━━━ Provided material

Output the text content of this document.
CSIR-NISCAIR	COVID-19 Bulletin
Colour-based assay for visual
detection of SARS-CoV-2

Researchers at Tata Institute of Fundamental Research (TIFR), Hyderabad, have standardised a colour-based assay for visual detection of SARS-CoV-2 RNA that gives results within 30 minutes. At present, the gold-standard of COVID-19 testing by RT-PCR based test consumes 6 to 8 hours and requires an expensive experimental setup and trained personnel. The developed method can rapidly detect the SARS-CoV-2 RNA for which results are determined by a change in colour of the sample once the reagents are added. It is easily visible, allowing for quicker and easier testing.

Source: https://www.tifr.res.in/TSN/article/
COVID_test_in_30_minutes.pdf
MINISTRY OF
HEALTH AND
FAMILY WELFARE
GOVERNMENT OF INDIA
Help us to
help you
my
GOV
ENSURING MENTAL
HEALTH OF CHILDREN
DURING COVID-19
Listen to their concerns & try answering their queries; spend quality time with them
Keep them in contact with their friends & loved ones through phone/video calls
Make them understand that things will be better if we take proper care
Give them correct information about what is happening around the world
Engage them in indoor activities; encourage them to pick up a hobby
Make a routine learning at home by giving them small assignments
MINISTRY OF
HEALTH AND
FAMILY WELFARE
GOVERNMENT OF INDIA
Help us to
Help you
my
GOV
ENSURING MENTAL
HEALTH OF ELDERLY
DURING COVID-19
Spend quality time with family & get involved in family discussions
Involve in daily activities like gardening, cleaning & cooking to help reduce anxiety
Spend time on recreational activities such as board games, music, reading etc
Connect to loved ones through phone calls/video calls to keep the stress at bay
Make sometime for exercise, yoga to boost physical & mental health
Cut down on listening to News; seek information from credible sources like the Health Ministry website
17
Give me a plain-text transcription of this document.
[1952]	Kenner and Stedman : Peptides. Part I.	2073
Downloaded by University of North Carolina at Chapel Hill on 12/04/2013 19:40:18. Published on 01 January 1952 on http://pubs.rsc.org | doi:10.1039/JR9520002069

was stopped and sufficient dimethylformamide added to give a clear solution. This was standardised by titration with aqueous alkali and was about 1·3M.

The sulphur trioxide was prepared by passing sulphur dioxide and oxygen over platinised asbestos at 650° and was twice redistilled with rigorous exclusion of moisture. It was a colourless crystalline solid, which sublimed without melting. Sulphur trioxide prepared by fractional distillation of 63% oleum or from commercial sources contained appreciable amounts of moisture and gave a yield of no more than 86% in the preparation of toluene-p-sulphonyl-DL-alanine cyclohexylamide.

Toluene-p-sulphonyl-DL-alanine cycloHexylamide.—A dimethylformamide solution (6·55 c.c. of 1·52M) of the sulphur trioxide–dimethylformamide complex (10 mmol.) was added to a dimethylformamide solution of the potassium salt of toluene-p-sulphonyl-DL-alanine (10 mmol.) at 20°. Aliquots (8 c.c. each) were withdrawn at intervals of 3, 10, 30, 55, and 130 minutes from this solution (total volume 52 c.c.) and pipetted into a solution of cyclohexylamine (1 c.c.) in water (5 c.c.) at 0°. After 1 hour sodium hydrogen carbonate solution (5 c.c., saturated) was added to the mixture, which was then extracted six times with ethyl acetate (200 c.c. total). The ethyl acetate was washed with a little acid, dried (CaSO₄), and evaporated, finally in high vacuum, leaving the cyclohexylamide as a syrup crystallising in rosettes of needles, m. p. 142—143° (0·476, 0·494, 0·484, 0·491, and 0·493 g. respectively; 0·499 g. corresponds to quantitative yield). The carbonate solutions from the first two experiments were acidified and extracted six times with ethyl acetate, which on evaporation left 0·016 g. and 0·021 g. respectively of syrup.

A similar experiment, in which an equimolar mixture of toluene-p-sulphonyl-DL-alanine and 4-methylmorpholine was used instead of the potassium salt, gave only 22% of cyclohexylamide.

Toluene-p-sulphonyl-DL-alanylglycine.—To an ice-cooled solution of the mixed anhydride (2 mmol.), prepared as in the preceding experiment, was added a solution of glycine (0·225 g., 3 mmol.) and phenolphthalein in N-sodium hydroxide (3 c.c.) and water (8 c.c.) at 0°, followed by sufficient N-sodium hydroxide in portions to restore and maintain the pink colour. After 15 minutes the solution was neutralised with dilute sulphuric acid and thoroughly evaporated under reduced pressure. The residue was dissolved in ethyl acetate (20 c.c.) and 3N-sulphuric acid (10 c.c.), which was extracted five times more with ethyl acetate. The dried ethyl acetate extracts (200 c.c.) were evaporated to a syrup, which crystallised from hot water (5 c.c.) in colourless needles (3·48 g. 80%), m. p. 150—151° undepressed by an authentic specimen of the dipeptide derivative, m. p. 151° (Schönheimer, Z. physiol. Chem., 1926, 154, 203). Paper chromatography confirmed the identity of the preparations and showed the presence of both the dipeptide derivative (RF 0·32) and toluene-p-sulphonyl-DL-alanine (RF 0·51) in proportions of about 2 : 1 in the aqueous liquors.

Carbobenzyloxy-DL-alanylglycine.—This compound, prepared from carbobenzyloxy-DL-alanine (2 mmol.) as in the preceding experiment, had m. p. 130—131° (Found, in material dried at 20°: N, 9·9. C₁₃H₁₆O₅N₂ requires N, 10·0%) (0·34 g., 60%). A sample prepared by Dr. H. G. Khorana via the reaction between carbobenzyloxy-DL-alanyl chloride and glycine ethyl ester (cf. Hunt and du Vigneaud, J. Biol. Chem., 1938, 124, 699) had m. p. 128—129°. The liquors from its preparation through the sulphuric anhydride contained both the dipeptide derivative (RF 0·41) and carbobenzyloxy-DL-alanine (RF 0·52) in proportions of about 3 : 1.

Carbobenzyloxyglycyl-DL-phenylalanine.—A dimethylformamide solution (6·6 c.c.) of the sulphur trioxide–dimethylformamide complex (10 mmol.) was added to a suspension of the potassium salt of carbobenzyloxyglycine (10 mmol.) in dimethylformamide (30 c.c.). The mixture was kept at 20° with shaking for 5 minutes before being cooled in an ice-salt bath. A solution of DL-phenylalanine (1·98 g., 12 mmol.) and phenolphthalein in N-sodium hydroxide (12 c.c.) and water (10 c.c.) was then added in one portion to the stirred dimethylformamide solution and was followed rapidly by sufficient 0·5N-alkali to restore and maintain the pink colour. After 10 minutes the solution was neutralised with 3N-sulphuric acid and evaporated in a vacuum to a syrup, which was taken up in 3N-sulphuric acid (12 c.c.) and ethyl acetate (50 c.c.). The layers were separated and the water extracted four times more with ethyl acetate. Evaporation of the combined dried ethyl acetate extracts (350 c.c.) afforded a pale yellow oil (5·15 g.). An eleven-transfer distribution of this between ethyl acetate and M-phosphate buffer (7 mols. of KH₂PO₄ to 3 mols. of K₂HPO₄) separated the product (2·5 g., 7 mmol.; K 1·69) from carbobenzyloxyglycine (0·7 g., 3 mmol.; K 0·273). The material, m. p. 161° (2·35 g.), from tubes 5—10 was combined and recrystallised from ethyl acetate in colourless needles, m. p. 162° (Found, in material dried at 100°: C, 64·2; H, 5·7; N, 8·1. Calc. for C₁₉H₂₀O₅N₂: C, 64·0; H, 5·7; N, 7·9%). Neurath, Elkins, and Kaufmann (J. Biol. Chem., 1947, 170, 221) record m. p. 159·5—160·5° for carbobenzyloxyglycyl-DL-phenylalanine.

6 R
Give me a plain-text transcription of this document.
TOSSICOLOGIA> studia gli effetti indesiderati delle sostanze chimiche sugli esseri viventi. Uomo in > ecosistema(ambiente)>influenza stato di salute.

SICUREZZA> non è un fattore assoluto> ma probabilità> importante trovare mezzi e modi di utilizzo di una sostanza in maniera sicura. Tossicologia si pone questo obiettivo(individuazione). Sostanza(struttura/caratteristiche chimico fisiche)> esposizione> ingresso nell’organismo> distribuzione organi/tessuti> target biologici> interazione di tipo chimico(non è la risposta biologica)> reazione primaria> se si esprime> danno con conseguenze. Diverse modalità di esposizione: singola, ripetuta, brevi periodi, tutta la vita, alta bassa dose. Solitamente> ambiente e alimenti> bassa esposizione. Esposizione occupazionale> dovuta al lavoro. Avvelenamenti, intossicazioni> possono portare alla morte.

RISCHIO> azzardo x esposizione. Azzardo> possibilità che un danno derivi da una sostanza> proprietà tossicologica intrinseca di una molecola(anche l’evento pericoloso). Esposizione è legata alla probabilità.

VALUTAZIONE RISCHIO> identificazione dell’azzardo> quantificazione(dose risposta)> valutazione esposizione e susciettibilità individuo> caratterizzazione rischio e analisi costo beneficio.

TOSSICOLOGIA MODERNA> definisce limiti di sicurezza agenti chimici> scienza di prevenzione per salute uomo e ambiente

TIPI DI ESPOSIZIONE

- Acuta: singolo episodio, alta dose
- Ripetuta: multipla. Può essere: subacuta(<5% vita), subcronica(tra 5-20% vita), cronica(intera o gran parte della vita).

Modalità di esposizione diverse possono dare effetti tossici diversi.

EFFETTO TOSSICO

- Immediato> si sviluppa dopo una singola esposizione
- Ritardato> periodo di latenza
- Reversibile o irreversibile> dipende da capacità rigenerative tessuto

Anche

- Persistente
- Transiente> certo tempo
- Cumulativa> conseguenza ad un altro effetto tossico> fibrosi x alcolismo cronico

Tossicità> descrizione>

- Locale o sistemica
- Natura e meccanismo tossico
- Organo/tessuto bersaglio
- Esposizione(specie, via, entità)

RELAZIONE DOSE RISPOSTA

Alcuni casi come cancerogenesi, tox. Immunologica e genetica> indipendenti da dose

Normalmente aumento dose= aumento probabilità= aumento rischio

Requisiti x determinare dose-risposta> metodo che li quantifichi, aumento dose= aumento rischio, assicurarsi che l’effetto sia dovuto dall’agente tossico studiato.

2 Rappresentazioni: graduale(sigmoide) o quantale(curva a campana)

━━━━━━

Each line above with the string "activities" in it should be located and copied.

Engage them in indoor activities; encourage them to pick up a hobby
Involve in daily activities like gardening, cleaning & cooking to help reduce anxiety
Spend time on recreational activities such as board games, music, reading etc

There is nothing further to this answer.